Supplied text:

# Licking carpet...



## funnybunnymummy (Feb 10, 2010)

So Gus has developed another odd trait in the last few days: He'll flop on the carpet in the living room, then stretch his head out and start licking the carpet. Then he'll sit up, lick the toes on his front feet for awhile, then the carpet, then his toes again, then the carpet, etc. We have to watch him because the licking sometimes turns to chewing!

Once he even did it on the lino floor. (But not the chewing.)

What is with my strange bunny?

Anyone else have a rabbit that licks the carpet?

Rue


----------



## aurora369 (Feb 10, 2010)

My old bunny Wildfire would do this. She would lick the carpet (and sometimes led to nibbling too). There where a couple of spots that she was more prone to licking in.

Baxter will also be licking his paws and start licking the carpet sometimes too. Although if you scratch an itchy spot for him he'll start licking what ever is in front of him which is normally the carpet.

As long as you can keep him from turning licking to eating the carpet, he should be fine with his new habit. 

-Dawn


----------



## funnybunnymummy (Feb 10, 2010)

Hehe! Oh, good. I'm glad to know he's not a complete weirdo. 

Rue


----------



## Hazel-Mom (Feb 10, 2010)

He sounds like a happy, contented bunny, who loves his home 
Licking and grooming are like bunny kisses, and some bunnies will lick anything close if they can't lick a friend.
Hazel will sometimes lick the furniture, or the bricks around the fireplace, pillows, or whatever is close. She does prefer to lick our hands/arms/legs though. White Chocolate loved to lick my daughter's hands.


----------



## funnybunnymummy (Feb 10, 2010)

Well, that's good to hear!

He doesn't lick us much. From time to time he'll lick one or the other of the boys. He's never licked me. (Wish he would!) Nor my hubby.

But he does lick the base of the computer chair. Not quite sure what that's about. I can only think because I often rest my feet there. Oh, and he licks his big red rubber ball. He loves his ball. 

Guess he now loves the carpet, too! :biggrin2:

Rue


----------



## juliew19673 (Feb 11, 2010)

Curious, have you ever laid on the floor with him (maybe he would lick you)? my bun will do his dead bunny flops and then always lick his feet and/or anything around him. He also jumps up on the couch and scratches at it and then licks it - I think he's trying to claim it as his own and put his saliva on it. Not sure though. So no, your not alone - lol..


----------



## funnybunnymummy (Feb 11, 2010)

Well, he's only just started doing this a couple days ago. But I will for sure try to get in on the bunny kisses the next time he does it! 

Rue


----------



## kirbyultra (Feb 11, 2010)

Kirby licks the carpet and the mat in his pen. He flops and just starts licking. I can't ever get him to lick me though.


----------



## funnybunnymummy (Feb 11, 2010)

Aw, Kirby sounds like Gus. He was a rescue too, right? 

I think Gus has trust issues and maybe some abandonment issues too (why he stops eating whenever we go away). I think Gus had a good home at one time and really loved that person (he's had some proper handling and training before, I'm sure of it), but now that he's been bounced around a bit and had his heart broken, he's just not as trusting. Y'know?

Given exercise 1:
Answer these questions about the forum thread:
(a) What is the name of the rabbit that Rue describes licking the carpet?
(b) Besides the carpet, what does Kirby lick?
(c) What object does Gus lick that he loves?
The forum thread and the entries come from separate, unrelated sources.

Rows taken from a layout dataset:
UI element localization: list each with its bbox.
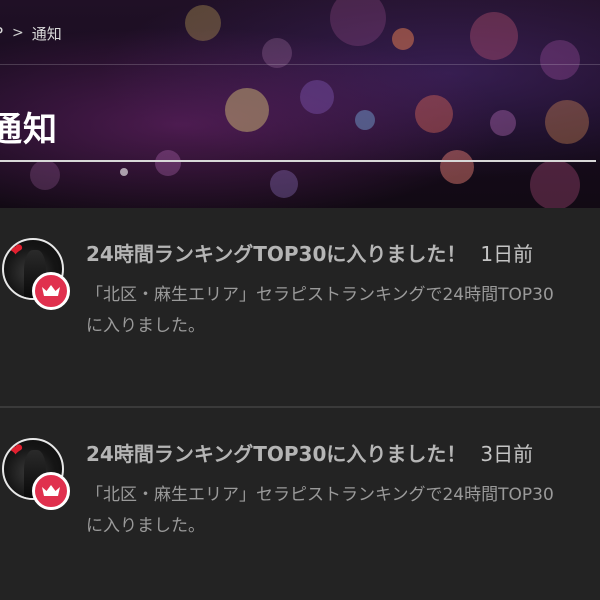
crown-icon bbox=[32, 472, 70, 510]
notification-item[interactable]: ❤ 24時間ランキングTOP30に入りました！ 3日前 「北区・麻生エリア」セラピ… bbox=[0, 408, 600, 600]
notification-content: 24時間ランキングTOP30に入りました！ 3日前 「北区・麻生エリア」セラピスト… bbox=[86, 436, 566, 542]
page-title: 通知 bbox=[0, 110, 58, 150]
chevron-right-icon: > bbox=[12, 25, 24, 41]
header-banner: P > 通知 通知 bbox=[0, 0, 600, 208]
heart-icon: ❤ bbox=[8, 440, 24, 461]
header-divider bbox=[0, 64, 600, 65]
notification-title-text: 24時間ランキングTOP30に入りました！ bbox=[86, 442, 467, 466]
crown-icon bbox=[32, 272, 70, 310]
breadcrumb: P > 通知 bbox=[0, 20, 62, 46]
notification-content: 24時間ランキングTOP30に入りました！ 1日前 「北区・麻生エリア」セラピスト… bbox=[86, 236, 566, 342]
notification-title[interactable]: 24時間ランキングTOP30に入りました！ 3日前 bbox=[86, 436, 566, 472]
breadcrumb-home-link[interactable]: P bbox=[0, 24, 3, 42]
notification-title[interactable]: 24時間ランキングTOP30に入りました！ 1日前 bbox=[86, 236, 566, 272]
notification-title-text: 24時間ランキングTOP30に入りました！ bbox=[86, 242, 467, 266]
notification-item[interactable]: ❤ 24時間ランキングTOP30に入りました！ 1日前 「北区・麻生エリア」セラピ… bbox=[0, 208, 600, 408]
notification-body: 「北区・麻生エリア」セラピストランキングで24時間TOP30に入りました。 bbox=[86, 285, 554, 336]
notifications-page: P > 通知 通知 ❤ 24時間ランキングTOP30に入りました！ 1日前 bbox=[0, 0, 600, 600]
notification-list: ❤ 24時間ランキングTOP30に入りました！ 1日前 「北区・麻生エリア」セラピ… bbox=[0, 208, 600, 600]
breadcrumb-current: 通知 bbox=[31, 24, 62, 43]
notification-body: 「北区・麻生エリア」セラピストランキングで24時間TOP30に入りました。 bbox=[86, 485, 554, 536]
notification-time: 1日前 bbox=[480, 242, 534, 266]
title-underline bbox=[0, 160, 596, 162]
notification-time: 3日前 bbox=[480, 442, 534, 466]
heart-icon: ❤ bbox=[8, 240, 24, 261]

Given exercise 2: Can you give again the entry lines from the line with "crown-icon bbox=[32, 472, 70, 510]" to the line with "485, 554, 536]", both included?

Answer 1:
(a) Gus
(b) The mat in his pen
(c) His big red rubber ball

Answer 2:
crown-icon bbox=[32, 472, 70, 510]
notification-item[interactable]: ❤ 24時間ランキングTOP30に入りました！ 3日前 「北区・麻生エリア」セラピ… bbox=[0, 408, 600, 600]
notification-content: 24時間ランキングTOP30に入りました！ 3日前 「北区・麻生エリア」セラピスト… bbox=[86, 436, 566, 542]
page-title: 通知 bbox=[0, 110, 58, 150]
chevron-right-icon: > bbox=[12, 25, 24, 41]
header-banner: P > 通知 通知 bbox=[0, 0, 600, 208]
heart-icon: ❤ bbox=[8, 440, 24, 461]
header-divider bbox=[0, 64, 600, 65]
notification-title-text: 24時間ランキングTOP30に入りました！ bbox=[86, 442, 467, 466]
crown-icon bbox=[32, 272, 70, 310]
breadcrumb: P > 通知 bbox=[0, 20, 62, 46]
notification-content: 24時間ランキングTOP30に入りました！ 1日前 「北区・麻生エリア」セラピスト… bbox=[86, 236, 566, 342]
notification-title[interactable]: 24時間ランキングTOP30に入りました！ 3日前 bbox=[86, 436, 566, 472]
breadcrumb-home-link[interactable]: P bbox=[0, 24, 3, 42]
notification-title[interactable]: 24時間ランキングTOP30に入りました！ 1日前 bbox=[86, 236, 566, 272]
notification-title-text: 24時間ランキングTOP30に入りました！ bbox=[86, 242, 467, 266]
notification-item[interactable]: ❤ 24時間ランキングTOP30に入りました！ 1日前 「北区・麻生エリア」セラピ… bbox=[0, 208, 600, 408]
notification-body: 「北区・麻生エリア」セラピストランキングで24時間TOP30に入りました。 bbox=[86, 285, 554, 336]
notifications-page: P > 通知 通知 ❤ 24時間ランキングTOP30に入りました！ 1日前 bbox=[0, 0, 600, 600]
notification-list: ❤ 24時間ランキングTOP30に入りました！ 1日前 「北区・麻生エリア」セラピ… bbox=[0, 208, 600, 600]
breadcrumb-current: 通知 bbox=[31, 24, 62, 43]
notification-body: 「北区・麻生エリア」セラピストランキングで24時間TOP30に入りました。 bbox=[86, 485, 554, 536]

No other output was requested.